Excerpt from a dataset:
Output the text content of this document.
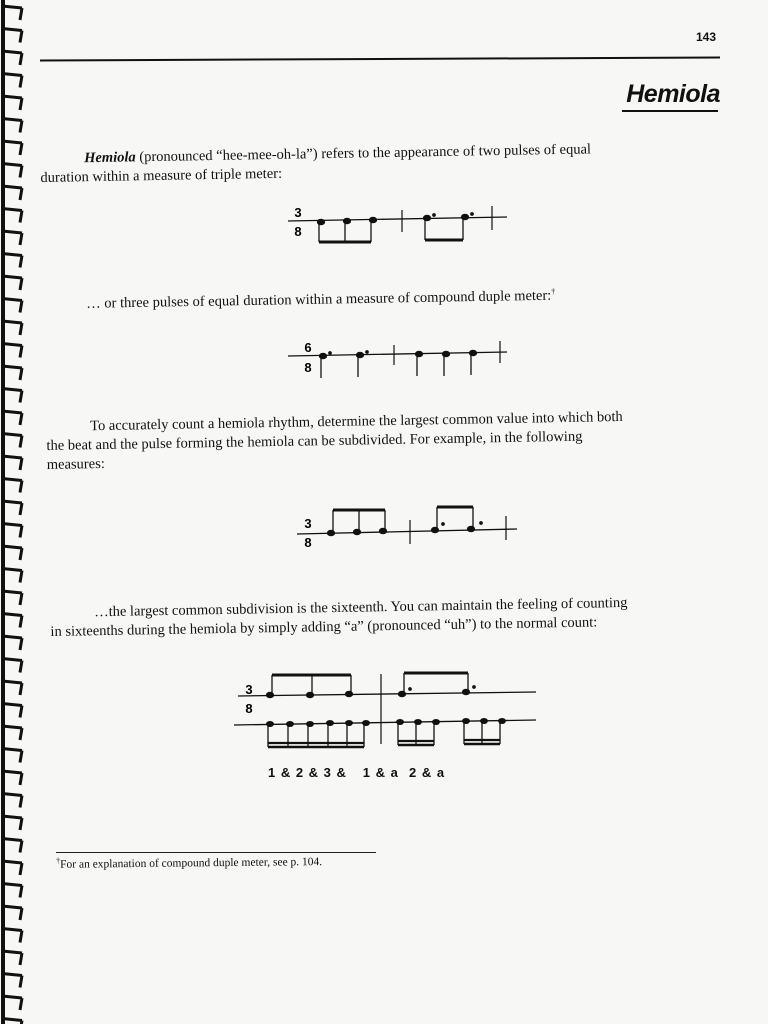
143
Hemiola
Hemiola (pronounced “hee-mee-oh-la”) refers to the appearance of two pulses of equal duration within a measure of triple meter:
3
8
… or three pulses of equal duration within a measure of compound duple meter:†
6
8
To accurately count a hemiola rhythm, determine the largest common value into which both the beat and the pulse forming the hemiola can be subdivided. For example, in the following measures:
3
8
…the largest common subdivision is the sixteenth. You can maintain the feeling of counting in sixteenths during the hemiola by simply adding “a” (pronounced “uh”) to the normal count:
3
8
1 & 2 & 3 &   1 & a  2 & a
†For an explanation of compound duple meter, see p. 104.
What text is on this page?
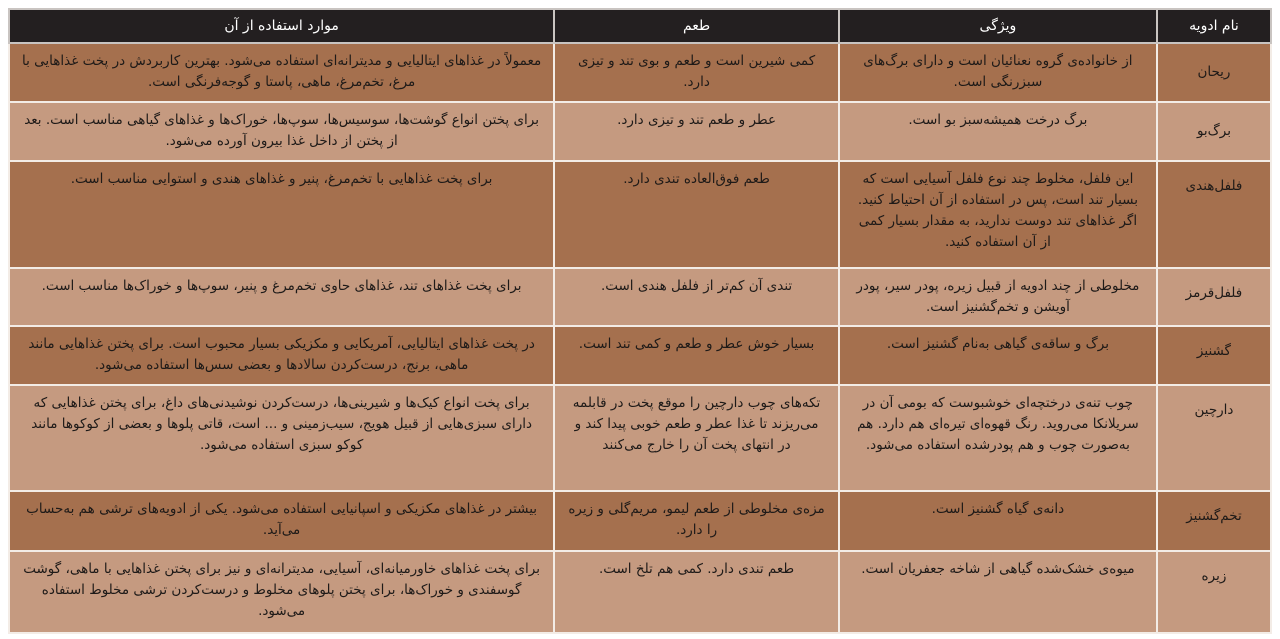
نام ادویه	ویژگی	طعم	موارد استفاده از آن
ریحان	از خانواده‌ی گروه نعنائیان است و دارای برگ‌های سبزرنگی است.	کمی شیرین است و طعم و بوی تند و تیزی دارد.	معمولاً در غذاهای ایتالیایی و مدیترانه‌ای استفاده می‌شود. بهترین کاربردش در پخت غذاهایی با مرغ، تخم‌مرغ، ماهی، پاستا و گوجه‌فرنگی است.
برگ‌بو	برگ درخت همیشه‌سبز بو است.	عطر و طعم تند و تیزی دارد.	برای پختن انواع گوشت‌ها، سوسیس‌ها، سوپ‌ها، خوراک‌ها و غذاهای گیاهی مناسب است. بعد از پختن از داخل غذا بیرون آورده می‌شود.
فلفل‌هندی	این فلفل، مخلوط چند نوع فلفل آسیایی است که بسیار تند است، پس در استفاده از آن احتیاط کنید. اگر غذاهای تند دوست ندارید، به مقدار بسیار کمی از آن استفاده کنید.	طعم فوق‌العاده تندی دارد.	برای پخت غذاهایی با تخم‌مرغ، پنیر و غذاهای هندی و استوایی مناسب است.
فلفل‌قرمز	مخلوطی از چند ادویه از قبیل زیره، پودر سیر، پودر آویشن و تخم‌گشنیز است.	تندی آن کم‌تر از فلفل هندی است.	برای پخت غذاهای تند، غذاهای حاوی تخم‌مرغ و پنیر، سوپ‌ها و خوراک‌ها مناسب است.
گشنیز	برگ و ساقه‌ی گیاهی به‌نام گشنیز است.	بسیار خوش عطر و طعم و کمی تند است.	در پخت غذاهای ایتالیایی، آمریکایی و مکزیکی بسیار محبوب است. برای پختن غذاهایی مانند ماهی، برنج، درست‌کردن سالادها و بعضی سس‌ها استفاده می‌شود.
دارچین	چوب تنه‌ی درختچه‌ای خوشبوست که بومی آن در سریلانکا می‌روید. رنگ قهوه‌ای تیره‌ای هم دارد. هم به‌صورت چوب و هم پودرشده استفاده می‌شود.	تکه‌های چوب دارچین را موقع پخت در قابلمه می‌ریزند تا غذا عطر و طعم خوبی پیدا کند و در انتهای پخت آن را خارج می‌کنند	برای پخت انواع کیک‌ها و شیرینی‌ها، درست‌کردن نوشیدنی‌های داغ، برای پختن غذاهایی که دارای سبزی‌هایی از قبیل هویج، سیب‌زمینی و ... است، قاتی پلوها و بعضی از کوکوها مانند کوکو سبزی استفاده می‌شود.
تخم‌گشنیز	دانه‌ی گیاه گشنیز است.	مزه‌ی مخلوطی از طعم لیمو، مریم‌گلی و زیره را دارد.	بیشتر در غذاهای مکزیکی و اسپانیایی استفاده می‌شود. یکی از ادویه‌های ترشی هم به‌حساب می‌آید.
زیره	میوه‌ی خشک‌شده گیاهی از شاخه جعفریان است.	طعم تندی دارد. کمی هم تلخ است.	برای پخت غذاهای خاورمیانه‌ای، آسیایی، مدیترانه‌ای و نیز برای پختن غذاهایی با ماهی، گوشت گوسفندی و خوراک‌ها، برای پختن پلوهای مخلوط و درست‌کردن ترشی مخلوط استفاده می‌شود.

Given request:
Reproduce the whole listing word for word, setting aside any pictures.

Exercise response:
Output the text content of this document.
143
Hemiola
Hemiola (pronounced “hee-mee-oh-la”) refers to the appearance of two pulses of equal duration within a measure of triple meter:
3
8
… or three pulses of equal duration within a measure of compound duple meter:†
6
8
To accurately count a hemiola rhythm, determine the largest common value into which both the beat and the pulse forming the hemiola can be subdivided. For example, in the following measures:
3
8
…the largest common subdivision is the sixteenth. You can maintain the feeling of counting in sixteenths during the hemiola by simply adding “a” (pronounced “uh”) to the normal count:
3
8
1 & 2 & 3 &   1 & a  2 & a
†For an explanation of compound duple meter, see p. 104.
What text is on this page?
نام ادویه	ویژگی	طعم	موارد استفاده از آن
ریحان	از خانواده‌ی گروه نعنائیان است و دارای برگ‌های سبزرنگی است.	کمی شیرین است و طعم و بوی تند و تیزی دارد.	معمولاً در غذاهای ایتالیایی و مدیترانه‌ای استفاده می‌شود. بهترین کاربردش در پخت غذاهایی با مرغ، تخم‌مرغ، ماهی، پاستا و گوجه‌فرنگی است.
برگ‌بو	برگ درخت همیشه‌سبز بو است.	عطر و طعم تند و تیزی دارد.	برای پختن انواع گوشت‌ها، سوسیس‌ها، سوپ‌ها، خوراک‌ها و غذاهای گیاهی مناسب است. بعد از پختن از داخل غذا بیرون آورده می‌شود.
فلفل‌هندی	این فلفل، مخلوط چند نوع فلفل آسیایی است که بسیار تند است، پس در استفاده از آن احتیاط کنید. اگر غذاهای تند دوست ندارید، به مقدار بسیار کمی از آن استفاده کنید.	طعم فوق‌العاده تندی دارد.	برای پخت غذاهایی با تخم‌مرغ، پنیر و غذاهای هندی و استوایی مناسب است.
فلفل‌قرمز	مخلوطی از چند ادویه از قبیل زیره، پودر سیر، پودر آویشن و تخم‌گشنیز است.	تندی آن کم‌تر از فلفل هندی است.	برای پخت غذاهای تند، غذاهای حاوی تخم‌مرغ و پنیر، سوپ‌ها و خوراک‌ها مناسب است.
گشنیز	برگ و ساقه‌ی گیاهی به‌نام گشنیز است.	بسیار خوش عطر و طعم و کمی تند است.	در پخت غذاهای ایتالیایی، آمریکایی و مکزیکی بسیار محبوب است. برای پختن غذاهایی مانند ماهی، برنج، درست‌کردن سالادها و بعضی سس‌ها استفاده می‌شود.
دارچین	چوب تنه‌ی درختچه‌ای خوشبوست که بومی آن در سریلانکا می‌روید. رنگ قهوه‌ای تیره‌ای هم دارد. هم به‌صورت چوب و هم پودرشده استفاده می‌شود.	تکه‌های چوب دارچین را موقع پخت در قابلمه می‌ریزند تا غذا عطر و طعم خوبی پیدا کند و در انتهای پخت آن را خارج می‌کنند	برای پخت انواع کیک‌ها و شیرینی‌ها، درست‌کردن نوشیدنی‌های داغ، برای پختن غذاهایی که دارای سبزی‌هایی از قبیل هویج، سیب‌زمینی و ... است، قاتی پلوها و بعضی از کوکوها مانند کوکو سبزی استفاده می‌شود.
تخم‌گشنیز	دانه‌ی گیاه گشنیز است.	مزه‌ی مخلوطی از طعم لیمو، مریم‌گلی و زیره را دارد.	بیشتر در غذاهای مکزیکی و اسپانیایی استفاده می‌شود. یکی از ادویه‌های ترشی هم به‌حساب می‌آید.
زیره	میوه‌ی خشک‌شده گیاهی از شاخه جعفریان است.	طعم تندی دارد. کمی هم تلخ است.	برای پخت غذاهای خاورمیانه‌ای، آسیایی، مدیترانه‌ای و نیز برای پختن غذاهایی با ماهی، گوشت گوسفندی و خوراک‌ها، برای پختن پلوهای مخلوط و درست‌کردن ترشی مخلوط استفاده می‌شود.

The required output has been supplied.